◆ **Exercise task**
Select the lines of the records containing the word "πολλαπλασιάζεται" and list them.

↓

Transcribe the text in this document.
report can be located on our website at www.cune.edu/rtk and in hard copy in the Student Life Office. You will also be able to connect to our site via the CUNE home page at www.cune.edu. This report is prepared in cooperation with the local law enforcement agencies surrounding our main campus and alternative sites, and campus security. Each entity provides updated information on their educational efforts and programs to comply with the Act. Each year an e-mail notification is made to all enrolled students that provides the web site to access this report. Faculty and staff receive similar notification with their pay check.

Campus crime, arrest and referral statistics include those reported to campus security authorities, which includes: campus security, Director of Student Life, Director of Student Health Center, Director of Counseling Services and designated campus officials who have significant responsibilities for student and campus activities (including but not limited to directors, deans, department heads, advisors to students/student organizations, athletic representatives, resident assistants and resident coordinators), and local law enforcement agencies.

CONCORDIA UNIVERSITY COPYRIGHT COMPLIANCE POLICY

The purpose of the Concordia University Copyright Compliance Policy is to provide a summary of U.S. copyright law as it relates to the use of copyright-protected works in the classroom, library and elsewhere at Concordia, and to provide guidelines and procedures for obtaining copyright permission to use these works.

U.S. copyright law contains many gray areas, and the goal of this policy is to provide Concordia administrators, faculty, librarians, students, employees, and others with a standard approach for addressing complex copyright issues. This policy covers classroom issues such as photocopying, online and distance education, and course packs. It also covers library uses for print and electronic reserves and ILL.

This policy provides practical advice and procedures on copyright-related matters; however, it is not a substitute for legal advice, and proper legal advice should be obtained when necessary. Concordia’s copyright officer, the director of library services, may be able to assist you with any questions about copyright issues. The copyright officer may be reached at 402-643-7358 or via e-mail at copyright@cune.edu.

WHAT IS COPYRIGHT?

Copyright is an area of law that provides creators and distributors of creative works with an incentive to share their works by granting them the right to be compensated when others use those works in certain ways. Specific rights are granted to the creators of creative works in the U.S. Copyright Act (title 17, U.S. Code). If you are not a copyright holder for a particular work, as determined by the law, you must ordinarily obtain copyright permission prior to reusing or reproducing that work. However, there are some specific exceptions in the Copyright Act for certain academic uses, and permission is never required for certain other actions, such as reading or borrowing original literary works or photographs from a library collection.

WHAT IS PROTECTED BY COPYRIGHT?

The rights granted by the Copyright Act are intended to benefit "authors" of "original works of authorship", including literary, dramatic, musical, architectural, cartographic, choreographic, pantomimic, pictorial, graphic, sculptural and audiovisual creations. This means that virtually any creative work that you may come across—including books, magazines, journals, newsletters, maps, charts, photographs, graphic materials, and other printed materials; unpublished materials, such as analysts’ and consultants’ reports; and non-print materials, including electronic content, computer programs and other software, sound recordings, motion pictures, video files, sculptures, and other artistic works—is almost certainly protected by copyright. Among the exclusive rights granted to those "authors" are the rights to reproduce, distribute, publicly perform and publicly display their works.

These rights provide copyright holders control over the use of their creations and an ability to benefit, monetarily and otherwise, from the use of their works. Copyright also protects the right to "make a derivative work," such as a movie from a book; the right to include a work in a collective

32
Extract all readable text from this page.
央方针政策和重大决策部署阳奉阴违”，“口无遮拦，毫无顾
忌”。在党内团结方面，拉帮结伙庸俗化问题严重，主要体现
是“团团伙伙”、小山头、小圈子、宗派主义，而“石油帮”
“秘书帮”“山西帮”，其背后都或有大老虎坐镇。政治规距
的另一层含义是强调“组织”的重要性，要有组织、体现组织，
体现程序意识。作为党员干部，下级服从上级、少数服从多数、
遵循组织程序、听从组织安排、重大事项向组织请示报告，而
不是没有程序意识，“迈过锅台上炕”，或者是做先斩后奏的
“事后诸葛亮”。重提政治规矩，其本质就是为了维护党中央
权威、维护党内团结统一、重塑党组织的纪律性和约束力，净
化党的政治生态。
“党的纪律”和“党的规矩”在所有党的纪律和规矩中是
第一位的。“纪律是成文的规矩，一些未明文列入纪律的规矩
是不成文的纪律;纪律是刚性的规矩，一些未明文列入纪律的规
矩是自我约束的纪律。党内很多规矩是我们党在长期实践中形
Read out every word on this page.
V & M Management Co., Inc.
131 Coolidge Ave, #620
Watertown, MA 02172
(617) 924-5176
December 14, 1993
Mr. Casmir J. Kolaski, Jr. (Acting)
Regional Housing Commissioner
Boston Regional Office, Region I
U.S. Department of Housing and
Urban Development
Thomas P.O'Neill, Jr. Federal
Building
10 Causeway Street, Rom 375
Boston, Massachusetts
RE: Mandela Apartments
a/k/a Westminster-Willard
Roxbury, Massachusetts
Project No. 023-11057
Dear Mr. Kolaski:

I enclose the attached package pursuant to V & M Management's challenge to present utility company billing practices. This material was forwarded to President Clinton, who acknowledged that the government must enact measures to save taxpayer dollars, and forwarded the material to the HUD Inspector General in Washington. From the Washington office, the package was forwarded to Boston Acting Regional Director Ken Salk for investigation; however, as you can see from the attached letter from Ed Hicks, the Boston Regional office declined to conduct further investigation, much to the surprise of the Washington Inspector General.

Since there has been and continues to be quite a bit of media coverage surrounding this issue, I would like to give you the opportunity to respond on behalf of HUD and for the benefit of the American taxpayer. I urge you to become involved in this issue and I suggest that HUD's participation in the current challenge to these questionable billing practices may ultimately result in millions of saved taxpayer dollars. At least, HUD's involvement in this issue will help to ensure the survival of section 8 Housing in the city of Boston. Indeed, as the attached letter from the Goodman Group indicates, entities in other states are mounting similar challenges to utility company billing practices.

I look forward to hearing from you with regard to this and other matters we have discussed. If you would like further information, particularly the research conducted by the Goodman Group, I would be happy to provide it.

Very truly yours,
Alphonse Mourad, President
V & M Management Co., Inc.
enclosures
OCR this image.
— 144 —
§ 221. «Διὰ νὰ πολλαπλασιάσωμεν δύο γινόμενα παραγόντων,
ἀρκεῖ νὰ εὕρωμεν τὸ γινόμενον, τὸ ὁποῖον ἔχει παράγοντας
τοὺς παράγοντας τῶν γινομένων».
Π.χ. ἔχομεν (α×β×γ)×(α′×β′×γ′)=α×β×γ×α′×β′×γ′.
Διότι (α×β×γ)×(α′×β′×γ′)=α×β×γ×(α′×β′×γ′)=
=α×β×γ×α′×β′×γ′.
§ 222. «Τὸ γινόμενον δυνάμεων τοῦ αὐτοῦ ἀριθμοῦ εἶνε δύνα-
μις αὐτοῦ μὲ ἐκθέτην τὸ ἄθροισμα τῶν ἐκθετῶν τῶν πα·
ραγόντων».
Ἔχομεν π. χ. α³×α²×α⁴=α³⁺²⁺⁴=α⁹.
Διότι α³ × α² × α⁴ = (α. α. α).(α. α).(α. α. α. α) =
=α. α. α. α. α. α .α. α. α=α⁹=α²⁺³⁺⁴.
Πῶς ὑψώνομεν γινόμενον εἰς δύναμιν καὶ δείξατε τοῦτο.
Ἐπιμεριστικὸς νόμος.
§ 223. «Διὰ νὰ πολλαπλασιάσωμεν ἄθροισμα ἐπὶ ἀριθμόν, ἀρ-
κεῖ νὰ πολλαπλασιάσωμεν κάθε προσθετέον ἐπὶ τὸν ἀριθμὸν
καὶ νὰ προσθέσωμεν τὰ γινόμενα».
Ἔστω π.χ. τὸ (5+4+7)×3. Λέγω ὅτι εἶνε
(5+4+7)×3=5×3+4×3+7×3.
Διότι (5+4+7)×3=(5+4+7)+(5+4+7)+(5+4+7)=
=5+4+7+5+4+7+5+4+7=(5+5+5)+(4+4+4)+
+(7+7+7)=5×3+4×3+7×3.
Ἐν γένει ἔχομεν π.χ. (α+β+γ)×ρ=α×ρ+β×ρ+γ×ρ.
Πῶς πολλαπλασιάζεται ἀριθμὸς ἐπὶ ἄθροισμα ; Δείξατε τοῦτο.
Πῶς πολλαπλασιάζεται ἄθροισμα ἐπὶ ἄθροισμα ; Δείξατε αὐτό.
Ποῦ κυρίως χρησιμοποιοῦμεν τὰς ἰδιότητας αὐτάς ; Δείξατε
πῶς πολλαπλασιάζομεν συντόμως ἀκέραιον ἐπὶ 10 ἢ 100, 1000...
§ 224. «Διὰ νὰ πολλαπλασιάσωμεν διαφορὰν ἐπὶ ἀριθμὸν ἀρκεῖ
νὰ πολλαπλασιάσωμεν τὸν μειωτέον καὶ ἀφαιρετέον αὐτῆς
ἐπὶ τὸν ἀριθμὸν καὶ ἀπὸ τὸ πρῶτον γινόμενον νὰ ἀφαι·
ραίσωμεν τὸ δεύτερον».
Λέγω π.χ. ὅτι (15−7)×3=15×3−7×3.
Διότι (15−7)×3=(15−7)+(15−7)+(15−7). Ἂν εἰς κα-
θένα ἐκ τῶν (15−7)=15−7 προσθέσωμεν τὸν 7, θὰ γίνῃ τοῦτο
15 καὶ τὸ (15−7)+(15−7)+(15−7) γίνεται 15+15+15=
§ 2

↑

◆ **Correct output**
Πῶς πολλαπλασιάζεται ἀριθμὸς ἐπὶ ἄθροισμα ; Δείξατε τοῦτο.
Πῶς πολλαπλασιάζεται ἄθροισμα ἐπὶ ἄθροισμα ; Δείξατε αὐτό.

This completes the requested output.